Your goal
Count how many lines of the material below have the word "Function" and give only the number.

Data entries
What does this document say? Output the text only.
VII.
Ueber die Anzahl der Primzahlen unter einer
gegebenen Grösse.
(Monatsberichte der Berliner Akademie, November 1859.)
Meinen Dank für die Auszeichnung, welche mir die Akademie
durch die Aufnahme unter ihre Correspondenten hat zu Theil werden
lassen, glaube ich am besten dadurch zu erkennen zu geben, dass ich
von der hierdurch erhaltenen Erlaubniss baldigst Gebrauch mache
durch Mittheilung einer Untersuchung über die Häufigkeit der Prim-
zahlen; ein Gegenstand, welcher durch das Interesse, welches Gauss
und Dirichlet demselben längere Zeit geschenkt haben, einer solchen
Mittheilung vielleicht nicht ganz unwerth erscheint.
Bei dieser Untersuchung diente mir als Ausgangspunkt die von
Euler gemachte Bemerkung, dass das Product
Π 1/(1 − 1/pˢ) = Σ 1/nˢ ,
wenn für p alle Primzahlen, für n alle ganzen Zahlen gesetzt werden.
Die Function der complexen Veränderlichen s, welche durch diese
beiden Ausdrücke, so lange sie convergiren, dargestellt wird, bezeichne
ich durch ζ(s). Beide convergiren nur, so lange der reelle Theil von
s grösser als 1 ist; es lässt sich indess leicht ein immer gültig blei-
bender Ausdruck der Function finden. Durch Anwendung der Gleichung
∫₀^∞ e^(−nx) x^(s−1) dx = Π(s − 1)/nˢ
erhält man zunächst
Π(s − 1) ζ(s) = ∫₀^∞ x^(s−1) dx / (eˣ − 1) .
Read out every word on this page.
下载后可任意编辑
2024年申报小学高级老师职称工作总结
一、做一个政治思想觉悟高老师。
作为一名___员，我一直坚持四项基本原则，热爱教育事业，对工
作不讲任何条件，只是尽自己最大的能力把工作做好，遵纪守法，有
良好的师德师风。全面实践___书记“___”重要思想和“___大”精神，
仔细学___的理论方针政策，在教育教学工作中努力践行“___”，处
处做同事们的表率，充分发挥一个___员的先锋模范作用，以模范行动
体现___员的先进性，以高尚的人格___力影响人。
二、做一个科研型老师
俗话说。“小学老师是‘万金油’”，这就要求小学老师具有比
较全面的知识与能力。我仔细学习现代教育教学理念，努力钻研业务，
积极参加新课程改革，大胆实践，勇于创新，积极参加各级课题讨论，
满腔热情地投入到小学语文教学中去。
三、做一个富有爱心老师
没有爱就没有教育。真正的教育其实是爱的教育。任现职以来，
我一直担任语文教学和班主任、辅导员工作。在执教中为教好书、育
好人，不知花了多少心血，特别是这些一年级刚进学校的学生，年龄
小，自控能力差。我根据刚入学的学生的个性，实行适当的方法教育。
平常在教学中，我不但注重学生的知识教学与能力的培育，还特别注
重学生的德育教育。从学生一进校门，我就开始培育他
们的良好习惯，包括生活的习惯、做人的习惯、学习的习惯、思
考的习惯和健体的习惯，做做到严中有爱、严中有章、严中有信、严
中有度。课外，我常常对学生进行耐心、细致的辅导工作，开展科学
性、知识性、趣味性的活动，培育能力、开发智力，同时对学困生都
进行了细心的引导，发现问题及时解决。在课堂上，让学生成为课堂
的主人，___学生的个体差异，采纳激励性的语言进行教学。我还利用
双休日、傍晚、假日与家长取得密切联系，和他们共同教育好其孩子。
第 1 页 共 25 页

Solution for this task
2